▸ Stated task
Restate the entries word for word, omitting nothing.

▸ Records for processing
........

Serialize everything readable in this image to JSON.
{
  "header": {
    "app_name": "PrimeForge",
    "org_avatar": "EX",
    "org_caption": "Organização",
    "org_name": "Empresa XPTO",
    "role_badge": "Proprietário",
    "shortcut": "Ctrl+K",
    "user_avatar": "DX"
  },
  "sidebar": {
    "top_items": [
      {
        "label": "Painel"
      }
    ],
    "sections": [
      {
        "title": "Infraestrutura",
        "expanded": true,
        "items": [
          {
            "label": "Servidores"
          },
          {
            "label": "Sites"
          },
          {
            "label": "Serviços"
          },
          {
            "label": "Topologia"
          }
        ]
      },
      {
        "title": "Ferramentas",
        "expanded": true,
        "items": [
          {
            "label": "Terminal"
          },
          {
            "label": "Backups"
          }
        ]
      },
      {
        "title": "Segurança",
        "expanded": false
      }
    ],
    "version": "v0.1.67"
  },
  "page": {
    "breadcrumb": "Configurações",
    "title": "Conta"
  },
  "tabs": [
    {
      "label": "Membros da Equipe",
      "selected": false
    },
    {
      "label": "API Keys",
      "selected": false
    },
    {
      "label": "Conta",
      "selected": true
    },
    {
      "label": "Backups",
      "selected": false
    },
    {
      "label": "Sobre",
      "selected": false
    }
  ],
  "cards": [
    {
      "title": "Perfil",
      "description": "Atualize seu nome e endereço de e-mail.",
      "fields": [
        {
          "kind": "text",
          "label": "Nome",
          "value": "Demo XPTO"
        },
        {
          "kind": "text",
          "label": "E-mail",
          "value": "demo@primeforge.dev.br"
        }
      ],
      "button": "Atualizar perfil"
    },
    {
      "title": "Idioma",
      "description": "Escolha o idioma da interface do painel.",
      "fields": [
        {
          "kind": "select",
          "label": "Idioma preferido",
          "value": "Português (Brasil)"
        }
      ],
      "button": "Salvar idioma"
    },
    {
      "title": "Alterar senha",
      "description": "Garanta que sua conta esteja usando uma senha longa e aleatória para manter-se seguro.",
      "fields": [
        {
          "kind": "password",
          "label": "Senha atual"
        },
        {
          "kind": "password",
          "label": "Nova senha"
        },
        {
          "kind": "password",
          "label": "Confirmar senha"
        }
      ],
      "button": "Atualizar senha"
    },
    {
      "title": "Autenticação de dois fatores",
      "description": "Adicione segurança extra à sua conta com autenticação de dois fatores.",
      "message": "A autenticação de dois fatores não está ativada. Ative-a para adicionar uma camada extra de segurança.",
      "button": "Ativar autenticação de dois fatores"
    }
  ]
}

........

▸ Response below
Serialize everything readable in this image to JSON.
{
  "header": {
    "app_name": "PrimeForge",
    "org_avatar": "EX",
    "org_caption": "Organização",
    "org_name": "Empresa XPTO",
    "role_badge": "Proprietário",
    "shortcut": "Ctrl+K",
    "user_avatar": "DX"
  },
  "sidebar": {
    "top_items": [
      {
        "label": "Painel"
      }
    ],
    "sections": [
      {
        "title": "Infraestrutura",
        "expanded": true,
        "items": [
          {
            "label": "Servidores"
          },
          {
            "label": "Sites"
          },
          {
            "label": "Serviços"
          },
          {
            "label": "Topologia"
          }
        ]
      },
      {
        "title": "Ferramentas",
        "expanded": true,
        "items": [
          {
            "label": "Terminal"
          },
          {
            "label": "Backups"
          }
        ]
      },
      {
        "title": "Segurança",
        "expanded": false
      }
    ],
    "version": "v0.1.67"
  },
  "page": {
    "breadcrumb": "Configurações",
    "title": "Conta"
  },
  "tabs": [
    {
      "label": "Membros da Equipe",
      "selected": false
    },
    {
      "label": "API Keys",
      "selected": false
    },
    {
      "label": "Conta",
      "selected": true
    },
    {
      "label": "Backups",
      "selected": false
    },
    {
      "label": "Sobre",
      "selected": false
    }
  ],
  "cards": [
    {
      "title": "Perfil",
      "description": "Atualize seu nome e endereço de e-mail.",
      "fields": [
        {
          "kind": "text",
          "label": "Nome",
          "value": "Demo XPTO"
        },
        {
          "kind": "text",
          "label": "E-mail",
          "value": "demo@primeforge.dev.br"
        }
      ],
      "button": "Atualizar perfil"
    },
    {
      "title": "Idioma",
      "description": "Escolha o idioma da interface do painel.",
      "fields": [
        {
          "kind": "select",
          "label": "Idioma preferido",
          "value": "Português (Brasil)"
        }
      ],
      "button": "Salvar idioma"
    },
    {
      "title": "Alterar senha",
      "description": "Garanta que sua conta esteja usando uma senha longa e aleatória para manter-se seguro.",
      "fields": [
        {
          "kind": "password",
          "label": "Senha atual"
        },
        {
          "kind": "password",
          "label": "Nova senha"
        },
        {
          "kind": "password",
          "label": "Confirmar senha"
        }
      ],
      "button": "Atualizar senha"
    },
    {
      "title": "Autenticação de dois fatores",
      "description": "Adicione segurança extra à sua conta com autenticação de dois fatores.",
      "message": "A autenticação de dois fatores não está ativada. Ative-a para adicionar uma camada extra de segurança.",
      "button": "Ativar autenticação de dois fatores"
    }
  ]
}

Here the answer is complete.